### INSTRUCTION A
Echo the passage of the statistical test reference from "Allowed values can" up to and including "for paired analysis.", word for word.

====

Add statistical test

Usage

add_test_pvalue(
  plot,
  padding_top = 0.15,
  method = "t_test",
  p.adjust.method = "none",
  ref.group = NULL,
  comparisons = NULL,
  paired_by = NULL,
  label = "{format_p_value(p.adj, 0.0001)}",
  label.size = 7/ggplot2::.pt,
  step.increase = 0.15,
  vjust = -0.25,
  bracket.nudge.y = 0.1,
  hide.ns = FALSE,
  p.adjust.by = "panel",
  symnum.args = list(cutpoints = c(0, 0.001, 0.01, 0.05, Inf), symbols = c("***", "**",
    "*", "ns")),
  hide_info = FALSE,
  ...
)

add_test_asterisks(
  plot,
  padding_top = 0.1,
  method = "t_test",
  p.adjust.method = "none",
  ref.group = NULL,
  comparisons = NULL,
  paired_by = NULL,
  label = "p.adj.signif",
  label.size = 10/ggplot2::.pt,
  step.increase = 0.2,
  vjust = 0.3,
  bracket.nudge.y = 0.15,
  hide.ns = TRUE,
  p.adjust.by = "panel",
  symnum.args = list(cutpoints = c(0, 0.001, 0.01, 0.05, Inf), symbols = c("***", "**",
    "*", "ns")),
  hide_info = FALSE,
  ...
)

Arguments

plot

A tidyplot generated with the function tidyplot().

padding_top

Extra padding above the data points to accommodate the statistical comparisons.

method

a character string indicating which method to be used for pairwise comparisons. Default is "t_test". Allowed methods include pairwise comparisons methods implemented in the rstatix R package. These methods are: "wilcox_test", "t_test", "sign_test", "dunn_test", "emmeans_test", "tukey_hsd", "games_howell_test".

p.adjust.method

method for adjusting p values (see p.adjust). Has impact only in a situation, where multiple pairwise tests are performed; or when there are multiple grouping variables. Ignored when the specified method is "tukey_hsd" or "games_howell_test" because they come with internal p adjustment method. Allowed values include "holm", "hochberg", "hommel", "bonferroni", "BH", "BY", "fdr", "none". If you don't want to adjust the p value (not recommended), use p.adjust.method = "none".

ref.group

a character string or a numeric value specifying the reference group. If specified, for a given grouping variable, each of the group levels will be compared to the reference group (i.e. control group).

ref.group can be also "all". In this case, each of the grouping variable levels is compared to all (i.e. basemean).

Allowed values can be:

numeric value: specifying the rank of the reference group. For example, use ref.group = 1 when the first group is the reference; use ref.group = 2 when the second group is the reference, and so on. This works for all situations, including i) when comparisons are performed between x-axis groups and ii) when comparisons are performed between legend groups.
character value: For example, you can use ref.group = "ctrl" instead of using the numeric rank value of the "ctrl" group.
"all": In this case, each of the grouping variable levels is compared to all (i.e. basemean).

comparisons

A list of length-2 vectors. The entries in the vector are 2 integers that correspond to the index of the groups of interest, to be compared.

paired_by

Variable to be used for paired analysis.

====

### INSTRUCTION B
Duplicate the records exactly, from their first line up to and including the line with "proposed-update-box: PROPOSED UPDATE Update EPFO".

### INFORMATION SUPPLIED

====

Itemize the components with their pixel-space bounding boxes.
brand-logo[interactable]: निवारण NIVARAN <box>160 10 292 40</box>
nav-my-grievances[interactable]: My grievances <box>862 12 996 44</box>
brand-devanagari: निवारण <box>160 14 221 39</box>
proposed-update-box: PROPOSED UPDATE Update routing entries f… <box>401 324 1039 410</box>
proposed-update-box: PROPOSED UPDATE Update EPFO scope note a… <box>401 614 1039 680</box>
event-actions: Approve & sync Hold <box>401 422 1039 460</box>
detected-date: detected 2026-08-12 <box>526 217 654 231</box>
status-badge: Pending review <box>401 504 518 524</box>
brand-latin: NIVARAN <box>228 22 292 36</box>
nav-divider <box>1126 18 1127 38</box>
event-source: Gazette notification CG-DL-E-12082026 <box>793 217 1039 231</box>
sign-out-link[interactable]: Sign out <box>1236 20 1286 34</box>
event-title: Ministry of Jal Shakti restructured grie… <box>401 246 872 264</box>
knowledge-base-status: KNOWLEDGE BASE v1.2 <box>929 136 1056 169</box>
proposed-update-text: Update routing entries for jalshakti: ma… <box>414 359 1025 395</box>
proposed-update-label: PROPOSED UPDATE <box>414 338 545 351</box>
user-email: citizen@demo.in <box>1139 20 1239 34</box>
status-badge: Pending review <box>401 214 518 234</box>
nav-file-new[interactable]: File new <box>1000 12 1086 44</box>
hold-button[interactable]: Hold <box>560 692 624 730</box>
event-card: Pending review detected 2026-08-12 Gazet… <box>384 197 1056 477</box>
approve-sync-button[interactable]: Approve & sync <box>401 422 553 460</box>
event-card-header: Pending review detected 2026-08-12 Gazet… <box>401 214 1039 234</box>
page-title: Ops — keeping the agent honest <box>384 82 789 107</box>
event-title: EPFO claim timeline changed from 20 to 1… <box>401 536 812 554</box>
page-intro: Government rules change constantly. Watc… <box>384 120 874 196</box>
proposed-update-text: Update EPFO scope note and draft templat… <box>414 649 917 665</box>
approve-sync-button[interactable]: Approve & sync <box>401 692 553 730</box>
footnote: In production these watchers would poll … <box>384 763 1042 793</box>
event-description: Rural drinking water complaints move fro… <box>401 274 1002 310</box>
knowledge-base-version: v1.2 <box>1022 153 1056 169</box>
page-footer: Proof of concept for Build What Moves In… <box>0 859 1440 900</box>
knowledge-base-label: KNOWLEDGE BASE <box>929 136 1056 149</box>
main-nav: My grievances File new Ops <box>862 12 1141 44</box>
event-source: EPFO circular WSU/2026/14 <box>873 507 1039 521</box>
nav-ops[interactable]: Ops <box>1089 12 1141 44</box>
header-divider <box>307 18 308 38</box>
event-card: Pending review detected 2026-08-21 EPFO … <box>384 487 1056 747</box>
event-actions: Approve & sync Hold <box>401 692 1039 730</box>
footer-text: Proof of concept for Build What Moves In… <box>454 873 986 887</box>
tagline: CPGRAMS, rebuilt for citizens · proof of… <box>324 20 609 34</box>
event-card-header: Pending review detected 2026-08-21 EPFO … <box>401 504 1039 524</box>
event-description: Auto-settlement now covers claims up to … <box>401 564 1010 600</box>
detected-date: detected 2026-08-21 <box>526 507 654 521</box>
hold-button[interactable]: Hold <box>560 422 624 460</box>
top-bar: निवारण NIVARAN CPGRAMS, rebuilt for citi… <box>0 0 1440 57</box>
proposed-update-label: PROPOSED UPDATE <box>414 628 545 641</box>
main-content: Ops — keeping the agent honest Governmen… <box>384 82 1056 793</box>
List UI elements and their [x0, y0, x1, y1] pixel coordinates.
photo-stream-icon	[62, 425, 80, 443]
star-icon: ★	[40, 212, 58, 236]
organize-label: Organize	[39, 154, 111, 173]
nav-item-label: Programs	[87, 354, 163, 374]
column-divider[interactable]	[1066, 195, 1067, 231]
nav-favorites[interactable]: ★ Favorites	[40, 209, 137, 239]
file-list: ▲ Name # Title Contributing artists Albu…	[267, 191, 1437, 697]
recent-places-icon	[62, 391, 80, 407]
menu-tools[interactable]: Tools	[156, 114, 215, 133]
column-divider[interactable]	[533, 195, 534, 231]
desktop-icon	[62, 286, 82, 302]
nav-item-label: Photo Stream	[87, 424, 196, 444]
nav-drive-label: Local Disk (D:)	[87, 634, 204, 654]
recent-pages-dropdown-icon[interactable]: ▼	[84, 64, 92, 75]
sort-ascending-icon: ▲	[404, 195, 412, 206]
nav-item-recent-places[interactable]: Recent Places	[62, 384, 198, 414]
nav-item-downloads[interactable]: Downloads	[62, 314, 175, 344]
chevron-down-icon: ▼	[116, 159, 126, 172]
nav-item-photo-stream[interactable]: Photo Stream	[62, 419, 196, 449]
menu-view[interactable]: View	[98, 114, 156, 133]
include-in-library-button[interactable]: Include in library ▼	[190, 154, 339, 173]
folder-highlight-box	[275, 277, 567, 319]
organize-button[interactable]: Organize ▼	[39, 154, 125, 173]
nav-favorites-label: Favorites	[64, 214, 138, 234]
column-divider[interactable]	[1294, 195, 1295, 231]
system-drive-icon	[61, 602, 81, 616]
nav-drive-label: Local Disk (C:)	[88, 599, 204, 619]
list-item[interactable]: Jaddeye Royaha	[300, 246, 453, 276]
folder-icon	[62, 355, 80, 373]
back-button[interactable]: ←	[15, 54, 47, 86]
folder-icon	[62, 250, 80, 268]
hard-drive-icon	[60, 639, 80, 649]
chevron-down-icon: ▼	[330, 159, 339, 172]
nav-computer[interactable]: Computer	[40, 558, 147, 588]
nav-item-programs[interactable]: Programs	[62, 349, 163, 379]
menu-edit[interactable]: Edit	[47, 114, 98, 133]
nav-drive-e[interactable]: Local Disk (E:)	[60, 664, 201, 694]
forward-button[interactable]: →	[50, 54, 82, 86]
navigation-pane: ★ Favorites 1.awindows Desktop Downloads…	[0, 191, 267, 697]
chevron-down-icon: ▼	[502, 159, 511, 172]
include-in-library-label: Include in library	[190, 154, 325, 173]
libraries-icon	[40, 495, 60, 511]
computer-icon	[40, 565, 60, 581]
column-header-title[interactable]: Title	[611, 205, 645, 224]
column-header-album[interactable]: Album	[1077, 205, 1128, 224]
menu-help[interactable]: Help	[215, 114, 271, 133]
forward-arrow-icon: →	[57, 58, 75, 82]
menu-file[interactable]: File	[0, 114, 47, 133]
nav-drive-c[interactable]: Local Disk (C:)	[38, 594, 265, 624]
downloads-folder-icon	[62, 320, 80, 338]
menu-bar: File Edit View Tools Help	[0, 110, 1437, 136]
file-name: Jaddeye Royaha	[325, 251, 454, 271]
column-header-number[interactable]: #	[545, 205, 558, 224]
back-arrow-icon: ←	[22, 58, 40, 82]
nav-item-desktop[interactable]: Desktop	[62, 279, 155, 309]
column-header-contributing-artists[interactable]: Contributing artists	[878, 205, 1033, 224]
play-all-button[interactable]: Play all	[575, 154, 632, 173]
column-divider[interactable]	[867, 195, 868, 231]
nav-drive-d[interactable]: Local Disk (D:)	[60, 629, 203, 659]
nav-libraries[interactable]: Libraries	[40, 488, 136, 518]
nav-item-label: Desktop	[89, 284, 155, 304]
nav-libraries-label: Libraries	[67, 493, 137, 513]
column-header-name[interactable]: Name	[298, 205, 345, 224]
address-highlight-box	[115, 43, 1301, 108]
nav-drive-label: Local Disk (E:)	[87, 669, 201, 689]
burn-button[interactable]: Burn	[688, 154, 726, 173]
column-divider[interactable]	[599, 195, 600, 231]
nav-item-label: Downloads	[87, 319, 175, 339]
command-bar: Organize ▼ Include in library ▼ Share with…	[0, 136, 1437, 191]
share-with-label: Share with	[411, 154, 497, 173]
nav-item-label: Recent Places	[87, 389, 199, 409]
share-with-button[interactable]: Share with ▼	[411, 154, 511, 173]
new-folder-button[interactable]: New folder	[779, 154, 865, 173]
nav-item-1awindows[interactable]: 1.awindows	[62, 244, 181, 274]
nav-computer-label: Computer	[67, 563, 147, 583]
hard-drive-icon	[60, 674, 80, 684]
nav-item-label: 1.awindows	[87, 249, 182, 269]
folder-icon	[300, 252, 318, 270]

====

### TASK RESULT A
Allowed values can be:

numeric value: specifying the rank of the reference group. For example, use ref.group = 1 when the first group is the reference; use ref.group = 2 when the second group is the reference, and so on. This works for all situations, including i) when comparisons are performed between x-axis groups and ii) when comparisons are performed between legend groups.
character value: For example, you can use ref.group = "ctrl" instead of using the numeric rank value of the "ctrl" group.
"all": In this case, each of the grouping variable levels is compared to all (i.e. basemean).

comparisons

A list of length-2 vectors. The entries in the vector are 2 integers that correspond to the index of the groups of interest, to be compared.

paired_by

Variable to be used for paired analysis.

### TASK RESULT B
Itemize the components with their pixel-space bounding boxes.
brand-logo[interactable]: निवारण NIVARAN <box>160 10 292 40</box>
nav-my-grievances[interactable]: My grievances <box>862 12 996 44</box>
brand-devanagari: निवारण <box>160 14 221 39</box>
proposed-update-box: PROPOSED UPDATE Update routing entries f… <box>401 324 1039 410</box>
proposed-update-box: PROPOSED UPDATE Update EPFO scope note a… <box>401 614 1039 680</box>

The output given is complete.